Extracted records
++++++

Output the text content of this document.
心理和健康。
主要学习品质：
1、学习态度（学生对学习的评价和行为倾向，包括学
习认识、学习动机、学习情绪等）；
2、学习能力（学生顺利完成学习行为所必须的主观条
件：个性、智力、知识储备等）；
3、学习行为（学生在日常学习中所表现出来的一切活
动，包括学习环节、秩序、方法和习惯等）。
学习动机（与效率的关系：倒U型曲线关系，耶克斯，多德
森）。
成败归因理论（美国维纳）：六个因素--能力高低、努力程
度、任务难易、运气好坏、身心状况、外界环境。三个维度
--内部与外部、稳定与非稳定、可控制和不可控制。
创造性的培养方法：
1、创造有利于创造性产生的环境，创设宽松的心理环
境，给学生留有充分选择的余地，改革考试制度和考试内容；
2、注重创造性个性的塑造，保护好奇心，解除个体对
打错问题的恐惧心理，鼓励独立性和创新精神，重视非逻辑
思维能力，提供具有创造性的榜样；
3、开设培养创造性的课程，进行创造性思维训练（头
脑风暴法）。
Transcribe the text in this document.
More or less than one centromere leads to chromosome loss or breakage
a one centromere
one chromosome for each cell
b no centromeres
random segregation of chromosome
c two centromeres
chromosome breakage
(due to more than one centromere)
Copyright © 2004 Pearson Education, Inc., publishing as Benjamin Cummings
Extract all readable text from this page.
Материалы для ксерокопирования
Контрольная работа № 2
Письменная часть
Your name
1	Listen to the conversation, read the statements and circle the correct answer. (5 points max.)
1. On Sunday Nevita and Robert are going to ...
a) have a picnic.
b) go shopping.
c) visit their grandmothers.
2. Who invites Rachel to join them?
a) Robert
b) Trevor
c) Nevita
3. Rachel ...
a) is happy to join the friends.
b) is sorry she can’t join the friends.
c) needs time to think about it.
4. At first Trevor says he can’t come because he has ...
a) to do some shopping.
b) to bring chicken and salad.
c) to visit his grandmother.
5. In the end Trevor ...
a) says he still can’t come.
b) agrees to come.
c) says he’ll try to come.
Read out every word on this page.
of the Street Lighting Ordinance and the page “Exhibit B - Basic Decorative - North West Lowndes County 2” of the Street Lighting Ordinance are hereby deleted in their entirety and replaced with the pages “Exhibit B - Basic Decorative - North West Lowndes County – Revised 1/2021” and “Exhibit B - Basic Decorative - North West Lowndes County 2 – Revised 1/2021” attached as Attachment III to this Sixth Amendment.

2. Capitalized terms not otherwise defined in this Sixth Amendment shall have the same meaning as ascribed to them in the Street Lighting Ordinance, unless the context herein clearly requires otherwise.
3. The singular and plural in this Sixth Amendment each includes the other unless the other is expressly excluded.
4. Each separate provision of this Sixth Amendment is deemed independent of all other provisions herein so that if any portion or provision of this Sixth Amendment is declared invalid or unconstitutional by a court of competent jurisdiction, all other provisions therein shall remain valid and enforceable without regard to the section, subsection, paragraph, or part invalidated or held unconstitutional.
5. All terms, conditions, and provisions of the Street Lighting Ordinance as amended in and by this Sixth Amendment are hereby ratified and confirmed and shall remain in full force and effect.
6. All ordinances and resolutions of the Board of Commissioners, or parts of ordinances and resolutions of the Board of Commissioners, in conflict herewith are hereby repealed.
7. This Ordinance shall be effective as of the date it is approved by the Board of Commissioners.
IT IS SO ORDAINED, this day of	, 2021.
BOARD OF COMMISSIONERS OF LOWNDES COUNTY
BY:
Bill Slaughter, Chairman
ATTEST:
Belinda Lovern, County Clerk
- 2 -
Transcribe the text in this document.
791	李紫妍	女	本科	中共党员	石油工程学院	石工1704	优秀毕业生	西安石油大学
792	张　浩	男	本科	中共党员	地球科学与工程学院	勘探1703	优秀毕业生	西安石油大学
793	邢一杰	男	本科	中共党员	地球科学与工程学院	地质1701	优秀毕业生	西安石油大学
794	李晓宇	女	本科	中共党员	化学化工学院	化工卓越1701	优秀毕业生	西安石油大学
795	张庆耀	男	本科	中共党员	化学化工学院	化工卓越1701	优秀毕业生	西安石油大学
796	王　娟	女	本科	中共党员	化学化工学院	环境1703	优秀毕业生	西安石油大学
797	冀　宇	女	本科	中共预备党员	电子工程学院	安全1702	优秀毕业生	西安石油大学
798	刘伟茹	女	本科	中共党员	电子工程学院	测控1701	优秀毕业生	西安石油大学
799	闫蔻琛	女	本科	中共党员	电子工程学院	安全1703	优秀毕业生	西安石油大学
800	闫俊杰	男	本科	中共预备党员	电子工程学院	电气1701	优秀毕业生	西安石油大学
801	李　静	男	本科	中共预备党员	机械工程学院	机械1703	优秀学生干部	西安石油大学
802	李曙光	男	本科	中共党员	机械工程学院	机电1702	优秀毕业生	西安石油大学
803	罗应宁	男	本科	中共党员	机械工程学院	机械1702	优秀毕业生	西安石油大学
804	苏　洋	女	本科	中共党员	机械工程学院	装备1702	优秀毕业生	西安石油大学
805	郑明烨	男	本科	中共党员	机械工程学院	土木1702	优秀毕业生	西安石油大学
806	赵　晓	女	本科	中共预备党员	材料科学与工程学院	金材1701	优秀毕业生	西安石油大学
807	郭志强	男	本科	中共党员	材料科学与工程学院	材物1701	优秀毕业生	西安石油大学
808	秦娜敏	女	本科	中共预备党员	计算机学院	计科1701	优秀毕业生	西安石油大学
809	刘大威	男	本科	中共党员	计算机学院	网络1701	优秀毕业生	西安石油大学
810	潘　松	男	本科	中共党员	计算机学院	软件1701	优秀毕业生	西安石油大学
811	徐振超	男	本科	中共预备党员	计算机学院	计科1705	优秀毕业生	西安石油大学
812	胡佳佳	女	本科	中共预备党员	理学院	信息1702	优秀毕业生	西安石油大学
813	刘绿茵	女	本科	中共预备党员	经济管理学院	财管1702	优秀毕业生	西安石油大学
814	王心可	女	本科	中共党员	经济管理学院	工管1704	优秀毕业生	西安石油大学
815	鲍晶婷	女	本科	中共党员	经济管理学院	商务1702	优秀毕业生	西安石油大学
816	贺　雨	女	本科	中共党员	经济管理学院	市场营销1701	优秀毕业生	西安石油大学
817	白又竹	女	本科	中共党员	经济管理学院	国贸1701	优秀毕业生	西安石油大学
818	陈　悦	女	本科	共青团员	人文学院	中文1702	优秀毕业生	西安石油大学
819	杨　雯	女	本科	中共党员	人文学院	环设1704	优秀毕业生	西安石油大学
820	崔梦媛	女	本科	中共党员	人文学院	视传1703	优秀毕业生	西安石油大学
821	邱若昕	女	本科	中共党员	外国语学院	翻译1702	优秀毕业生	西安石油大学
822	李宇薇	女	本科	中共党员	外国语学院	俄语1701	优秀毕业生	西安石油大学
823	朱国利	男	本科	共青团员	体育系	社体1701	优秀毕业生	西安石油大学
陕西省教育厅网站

++++++

[Task prompt]
Return all the data above once more, precisely as given.

[Correct response]
Output the text content of this document.
心理和健康。
主要学习品质：
1、学习态度（学生对学习的评价和行为倾向，包括学
习认识、学习动机、学习情绪等）；
2、学习能力（学生顺利完成学习行为所必须的主观条
件：个性、智力、知识储备等）；
3、学习行为（学生在日常学习中所表现出来的一切活
动，包括学习环节、秩序、方法和习惯等）。
学习动机（与效率的关系：倒U型曲线关系，耶克斯，多德
森）。
成败归因理论（美国维纳）：六个因素--能力高低、努力程
度、任务难易、运气好坏、身心状况、外界环境。三个维度
--内部与外部、稳定与非稳定、可控制和不可控制。
创造性的培养方法：
1、创造有利于创造性产生的环境，创设宽松的心理环
境，给学生留有充分选择的余地，改革考试制度和考试内容；
2、注重创造性个性的塑造，保护好奇心，解除个体对
打错问题的恐惧心理，鼓励独立性和创新精神，重视非逻辑
思维能力，提供具有创造性的榜样；
3、开设培养创造性的课程，进行创造性思维训练（头
脑风暴法）。
Transcribe the text in this document.
More or less than one centromere leads to chromosome loss or breakage
a one centromere
one chromosome for each cell
b no centromeres
random segregation of chromosome
c two centromeres
chromosome breakage
(due to more than one centromere)
Copyright © 2004 Pearson Education, Inc., publishing as Benjamin Cummings
Extract all readable text from this page.
Материалы для ксерокопирования
Контрольная работа № 2
Письменная часть
Your name
1	Listen to the conversation, read the statements and circle the correct answer. (5 points max.)
1. On Sunday Nevita and Robert are going to ...
a) have a picnic.
b) go shopping.
c) visit their grandmothers.
2. Who invites Rachel to join them?
a) Robert
b) Trevor
c) Nevita
3. Rachel ...
a) is happy to join the friends.
b) is sorry she can’t join the friends.
c) needs time to think about it.
4. At first Trevor says he can’t come because he has ...
a) to do some shopping.
b) to bring chicken and salad.
c) to visit his grandmother.
5. In the end Trevor ...
a) says he still can’t come.
b) agrees to come.
c) says he’ll try to come.
Read out every word on this page.
of the Street Lighting Ordinance and the page “Exhibit B - Basic Decorative - North West Lowndes County 2” of the Street Lighting Ordinance are hereby deleted in their entirety and replaced with the pages “Exhibit B - Basic Decorative - North West Lowndes County – Revised 1/2021” and “Exhibit B - Basic Decorative - North West Lowndes County 2 – Revised 1/2021” attached as Attachment III to this Sixth Amendment.

2. Capitalized terms not otherwise defined in this Sixth Amendment shall have the same meaning as ascribed to them in the Street Lighting Ordinance, unless the context herein clearly requires otherwise.
3. The singular and plural in this Sixth Amendment each includes the other unless the other is expressly excluded.
4. Each separate provision of this Sixth Amendment is deemed independent of all other provisions herein so that if any portion or provision of this Sixth Amendment is declared invalid or unconstitutional by a court of competent jurisdiction, all other provisions therein shall remain valid and enforceable without regard to the section, subsection, paragraph, or part invalidated or held unconstitutional.
5. All terms, conditions, and provisions of the Street Lighting Ordinance as amended in and by this Sixth Amendment are hereby ratified and confirmed and shall remain in full force and effect.
6. All ordinances and resolutions of the Board of Commissioners, or parts of ordinances and resolutions of the Board of Commissioners, in conflict herewith are hereby repealed.
7. This Ordinance shall be effective as of the date it is approved by the Board of Commissioners.
IT IS SO ORDAINED, this day of	, 2021.
BOARD OF COMMISSIONERS OF LOWNDES COUNTY
BY:
Bill Slaughter, Chairman
ATTEST:
Belinda Lovern, County Clerk
- 2 -
Transcribe the text in this document.
791	李紫妍	女	本科	中共党员	石油工程学院	石工1704	优秀毕业生	西安石油大学
792	张　浩	男	本科	中共党员	地球科学与工程学院	勘探1703	优秀毕业生	西安石油大学
793	邢一杰	男	本科	中共党员	地球科学与工程学院	地质1701	优秀毕业生	西安石油大学
794	李晓宇	女	本科	中共党员	化学化工学院	化工卓越1701	优秀毕业生	西安石油大学
795	张庆耀	男	本科	中共党员	化学化工学院	化工卓越1701	优秀毕业生	西安石油大学
796	王　娟	女	本科	中共党员	化学化工学院	环境1703	优秀毕业生	西安石油大学
797	冀　宇	女	本科	中共预备党员	电子工程学院	安全1702	优秀毕业生	西安石油大学
798	刘伟茹	女	本科	中共党员	电子工程学院	测控1701	优秀毕业生	西安石油大学
799	闫蔻琛	女	本科	中共党员	电子工程学院	安全1703	优秀毕业生	西安石油大学
800	闫俊杰	男	本科	中共预备党员	电子工程学院	电气1701	优秀毕业生	西安石油大学
801	李　静	男	本科	中共预备党员	机械工程学院	机械1703	优秀学生干部	西安石油大学
802	李曙光	男	本科	中共党员	机械工程学院	机电1702	优秀毕业生	西安石油大学
803	罗应宁	男	本科	中共党员	机械工程学院	机械1702	优秀毕业生	西安石油大学
804	苏　洋	女	本科	中共党员	机械工程学院	装备1702	优秀毕业生	西安石油大学
805	郑明烨	男	本科	中共党员	机械工程学院	土木1702	优秀毕业生	西安石油大学
806	赵　晓	女	本科	中共预备党员	材料科学与工程学院	金材1701	优秀毕业生	西安石油大学
807	郭志强	男	本科	中共党员	材料科学与工程学院	材物1701	优秀毕业生	西安石油大学
808	秦娜敏	女	本科	中共预备党员	计算机学院	计科1701	优秀毕业生	西安石油大学
809	刘大威	男	本科	中共党员	计算机学院	网络1701	优秀毕业生	西安石油大学
810	潘　松	男	本科	中共党员	计算机学院	软件1701	优秀毕业生	西安石油大学
811	徐振超	男	本科	中共预备党员	计算机学院	计科1705	优秀毕业生	西安石油大学
812	胡佳佳	女	本科	中共预备党员	理学院	信息1702	优秀毕业生	西安石油大学
813	刘绿茵	女	本科	中共预备党员	经济管理学院	财管1702	优秀毕业生	西安石油大学
814	王心可	女	本科	中共党员	经济管理学院	工管1704	优秀毕业生	西安石油大学
815	鲍晶婷	女	本科	中共党员	经济管理学院	商务1702	优秀毕业生	西安石油大学
816	贺　雨	女	本科	中共党员	经济管理学院	市场营销1701	优秀毕业生	西安石油大学
817	白又竹	女	本科	中共党员	经济管理学院	国贸1701	优秀毕业生	西安石油大学
818	陈　悦	女	本科	共青团员	人文学院	中文1702	优秀毕业生	西安石油大学
819	杨　雯	女	本科	中共党员	人文学院	环设1704	优秀毕业生	西安石油大学
820	崔梦媛	女	本科	中共党员	人文学院	视传1703	优秀毕业生	西安石油大学
821	邱若昕	女	本科	中共党员	外国语学院	翻译1702	优秀毕业生	西安石油大学
822	李宇薇	女	本科	中共党员	外国语学院	俄语1701	优秀毕业生	西安石油大学
823	朱国利	男	本科	共青团员	体育系	社体1701	优秀毕业生	西安石油大学
陕西省教育厅网站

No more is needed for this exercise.